◆ Challenge: Identify each line below containing the string "Poly" and copy it.
————
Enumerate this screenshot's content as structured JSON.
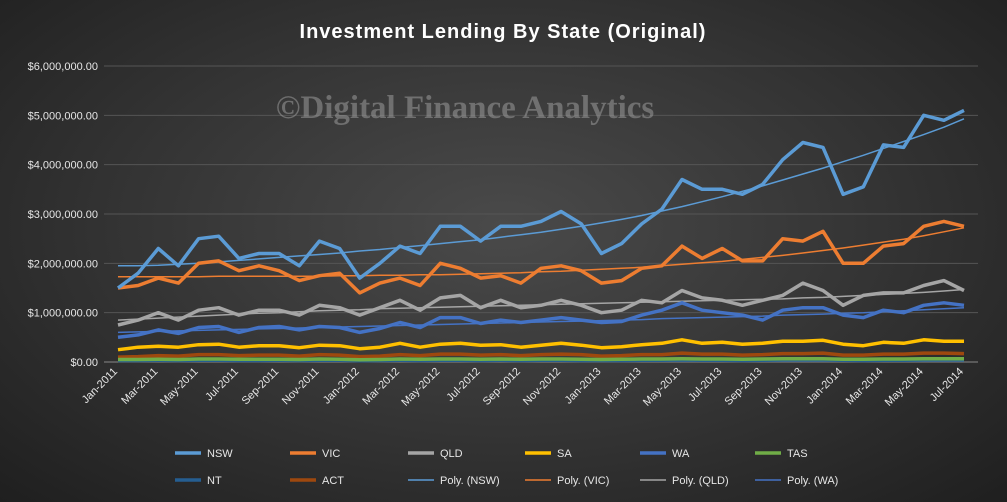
{
  "watermark": "©Digital Finance Analytics",
  "colors": {
    "NSW": "#5b9bd5",
    "VIC": "#ed7d31",
    "QLD": "#a5a5a5",
    "SA": "#ffc000",
    "WA": "#4472c4",
    "TAS": "#70ad47",
    "NT": "#255e91",
    "ACT": "#9e480e",
    "gridline": "#555555",
    "axis": "#888888"
  },
  "chart_data": {
    "type": "line",
    "title": "Investment Lending By State (Original)",
    "xlabel": "",
    "ylabel": "",
    "ylim": [
      0,
      6000000
    ],
    "ytick_values": [
      0,
      1000000,
      2000000,
      3000000,
      4000000,
      5000000,
      6000000
    ],
    "ytick_labels": [
      "$0.00",
      "$1,000,000.00",
      "$2,000,000.00",
      "$3,000,000.00",
      "$4,000,000.00",
      "$5,000,000.00",
      "$6,000,000.00"
    ],
    "grid": true,
    "legend_position": "bottom",
    "x": [
      "Jan-2011",
      "Feb-2011",
      "Mar-2011",
      "Apr-2011",
      "May-2011",
      "Jun-2011",
      "Jul-2011",
      "Aug-2011",
      "Sep-2011",
      "Oct-2011",
      "Nov-2011",
      "Dec-2011",
      "Jan-2012",
      "Feb-2012",
      "Mar-2012",
      "Apr-2012",
      "May-2012",
      "Jun-2012",
      "Jul-2012",
      "Aug-2012",
      "Sep-2012",
      "Oct-2012",
      "Nov-2012",
      "Dec-2012",
      "Jan-2013",
      "Feb-2013",
      "Mar-2013",
      "Apr-2013",
      "May-2013",
      "Jun-2013",
      "Jul-2013",
      "Aug-2013",
      "Sep-2013",
      "Oct-2013",
      "Nov-2013",
      "Dec-2013",
      "Jan-2014",
      "Feb-2014",
      "Mar-2014",
      "Apr-2014",
      "May-2014",
      "Jun-2014",
      "Jul-2014"
    ],
    "x_tick_labels": [
      "Jan-2011",
      "Mar-2011",
      "May-2011",
      "Jul-2011",
      "Sep-2011",
      "Nov-2011",
      "Jan-2012",
      "Mar-2012",
      "May-2012",
      "Jul-2012",
      "Sep-2012",
      "Nov-2012",
      "Jan-2013",
      "Mar-2013",
      "May-2013",
      "Jul-2013",
      "Sep-2013",
      "Nov-2013",
      "Jan-2014",
      "Mar-2014",
      "May-2014",
      "Jul-2014"
    ],
    "series": [
      {
        "name": "NSW",
        "color": "#5b9bd5",
        "values": [
          1500000,
          1800000,
          2300000,
          1950000,
          2500000,
          2550000,
          2100000,
          2200000,
          2200000,
          1950000,
          2450000,
          2300000,
          1700000,
          2000000,
          2350000,
          2200000,
          2750000,
          2750000,
          2450000,
          2750000,
          2750000,
          2850000,
          3050000,
          2800000,
          2200000,
          2400000,
          2800000,
          3100000,
          3700000,
          3500000,
          3500000,
          3400000,
          3600000,
          4100000,
          4450000,
          4350000,
          3400000,
          3550000,
          4400000,
          4350000,
          5000000,
          4900000,
          5100000
        ]
      },
      {
        "name": "VIC",
        "color": "#ed7d31",
        "values": [
          1500000,
          1550000,
          1700000,
          1600000,
          2000000,
          2050000,
          1850000,
          1950000,
          1850000,
          1650000,
          1750000,
          1800000,
          1400000,
          1600000,
          1700000,
          1550000,
          2000000,
          1900000,
          1700000,
          1750000,
          1600000,
          1900000,
          1950000,
          1850000,
          1600000,
          1650000,
          1900000,
          1950000,
          2350000,
          2100000,
          2300000,
          2050000,
          2050000,
          2500000,
          2450000,
          2650000,
          2000000,
          2000000,
          2350000,
          2400000,
          2750000,
          2850000,
          2750000
        ]
      },
      {
        "name": "QLD",
        "color": "#a5a5a5",
        "values": [
          750000,
          850000,
          1000000,
          850000,
          1050000,
          1100000,
          950000,
          1050000,
          1050000,
          950000,
          1150000,
          1100000,
          950000,
          1100000,
          1250000,
          1050000,
          1300000,
          1350000,
          1100000,
          1250000,
          1100000,
          1150000,
          1250000,
          1150000,
          1000000,
          1050000,
          1250000,
          1200000,
          1450000,
          1300000,
          1250000,
          1150000,
          1250000,
          1350000,
          1600000,
          1450000,
          1150000,
          1350000,
          1400000,
          1400000,
          1550000,
          1650000,
          1450000
        ]
      },
      {
        "name": "SA",
        "color": "#ffc000",
        "values": [
          250000,
          300000,
          320000,
          300000,
          350000,
          360000,
          300000,
          330000,
          330000,
          290000,
          340000,
          330000,
          270000,
          300000,
          380000,
          300000,
          360000,
          380000,
          340000,
          350000,
          300000,
          340000,
          380000,
          340000,
          290000,
          310000,
          350000,
          380000,
          450000,
          380000,
          400000,
          360000,
          380000,
          420000,
          420000,
          440000,
          360000,
          330000,
          400000,
          380000,
          450000,
          420000,
          420000
        ]
      },
      {
        "name": "WA",
        "color": "#4472c4",
        "values": [
          500000,
          550000,
          650000,
          580000,
          700000,
          720000,
          600000,
          700000,
          720000,
          650000,
          720000,
          700000,
          600000,
          680000,
          800000,
          700000,
          900000,
          900000,
          780000,
          850000,
          800000,
          850000,
          900000,
          850000,
          800000,
          820000,
          950000,
          1050000,
          1200000,
          1050000,
          1000000,
          950000,
          850000,
          1050000,
          1100000,
          1100000,
          950000,
          900000,
          1050000,
          1000000,
          1150000,
          1200000,
          1150000
        ]
      },
      {
        "name": "TAS",
        "color": "#70ad47",
        "values": [
          50000,
          50000,
          55000,
          50000,
          60000,
          60000,
          55000,
          55000,
          55000,
          50000,
          60000,
          55000,
          45000,
          50000,
          60000,
          55000,
          60000,
          60000,
          55000,
          60000,
          55000,
          60000,
          60000,
          55000,
          50000,
          55000,
          60000,
          60000,
          65000,
          60000,
          60000,
          55000,
          60000,
          65000,
          65000,
          65000,
          55000,
          55000,
          60000,
          60000,
          65000,
          65000,
          65000
        ]
      },
      {
        "name": "NT",
        "color": "#255e91",
        "values": [
          30000,
          30000,
          35000,
          30000,
          35000,
          35000,
          30000,
          30000,
          35000,
          30000,
          35000,
          35000,
          25000,
          30000,
          35000,
          30000,
          35000,
          35000,
          30000,
          35000,
          30000,
          35000,
          35000,
          30000,
          30000,
          30000,
          35000,
          35000,
          40000,
          35000,
          35000,
          30000,
          35000,
          40000,
          40000,
          40000,
          35000,
          30000,
          35000,
          35000,
          40000,
          40000,
          40000
        ]
      },
      {
        "name": "ACT",
        "color": "#9e480e",
        "values": [
          100000,
          110000,
          130000,
          120000,
          150000,
          150000,
          130000,
          140000,
          140000,
          120000,
          150000,
          140000,
          110000,
          120000,
          150000,
          130000,
          160000,
          160000,
          140000,
          150000,
          130000,
          150000,
          160000,
          150000,
          120000,
          130000,
          150000,
          150000,
          180000,
          160000,
          160000,
          140000,
          150000,
          170000,
          170000,
          180000,
          140000,
          140000,
          160000,
          160000,
          180000,
          180000,
          170000
        ]
      }
    ],
    "trendlines": [
      {
        "name": "Poly. (NSW)",
        "color": "#5b9bd5",
        "values": [
          1950000,
          1950000,
          1960000,
          1980000,
          2000000,
          2030000,
          2060000,
          2090000,
          2120000,
          2150000,
          2180000,
          2210000,
          2250000,
          2280000,
          2320000,
          2360000,
          2400000,
          2440000,
          2480000,
          2530000,
          2580000,
          2630000,
          2690000,
          2750000,
          2820000,
          2890000,
          2970000,
          3060000,
          3150000,
          3250000,
          3350000,
          3460000,
          3570000,
          3690000,
          3810000,
          3930000,
          4060000,
          4190000,
          4330000,
          4470000,
          4610000,
          4760000,
          4930000
        ]
      },
      {
        "name": "Poly. (VIC)",
        "color": "#ed7d31",
        "values": [
          1730000,
          1730000,
          1730000,
          1730000,
          1730000,
          1740000,
          1740000,
          1740000,
          1740000,
          1740000,
          1740000,
          1750000,
          1750000,
          1760000,
          1760000,
          1770000,
          1770000,
          1780000,
          1790000,
          1800000,
          1810000,
          1830000,
          1840000,
          1860000,
          1880000,
          1900000,
          1920000,
          1950000,
          1980000,
          2010000,
          2040000,
          2080000,
          2120000,
          2160000,
          2210000,
          2260000,
          2310000,
          2370000,
          2430000,
          2490000,
          2560000,
          2640000,
          2720000
        ]
      },
      {
        "name": "Poly. (QLD)",
        "color": "#a5a5a5",
        "values": [
          850000,
          870000,
          890000,
          910000,
          930000,
          950000,
          970000,
          990000,
          1000000,
          1020000,
          1040000,
          1050000,
          1060000,
          1080000,
          1090000,
          1100000,
          1110000,
          1120000,
          1130000,
          1140000,
          1150000,
          1160000,
          1170000,
          1180000,
          1190000,
          1200000,
          1210000,
          1220000,
          1230000,
          1240000,
          1250000,
          1260000,
          1270000,
          1280000,
          1300000,
          1310000,
          1330000,
          1350000,
          1370000,
          1390000,
          1410000,
          1440000,
          1470000
        ]
      },
      {
        "name": "Poly. (WA)",
        "color": "#4472c4",
        "values": [
          600000,
          610000,
          620000,
          630000,
          640000,
          650000,
          660000,
          670000,
          680000,
          690000,
          700000,
          710000,
          720000,
          730000,
          740000,
          750000,
          760000,
          770000,
          780000,
          790000,
          800000,
          810000,
          820000,
          830000,
          840000,
          850000,
          860000,
          880000,
          890000,
          900000,
          910000,
          920000,
          930000,
          950000,
          960000,
          970000,
          990000,
          1000000,
          1020000,
          1040000,
          1060000,
          1080000,
          1100000
        ]
      }
    ],
    "legend": [
      [
        "NSW",
        "VIC",
        "QLD",
        "SA",
        "WA",
        "TAS"
      ],
      [
        "NT",
        "ACT",
        "Poly. (NSW)",
        "Poly. (VIC)",
        "Poly. (QLD)",
        "Poly. (WA)"
      ]
    ]
  }
}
————
◆ Full output:
        "name": "Poly. (NSW)",
        "name": "Poly. (VIC)",
        "name": "Poly. (QLD)",
        "name": "Poly. (WA)",
        "Poly. (NSW)",
        "Poly. (VIC)",
        "Poly. (QLD)",
        "Poly. (WA)"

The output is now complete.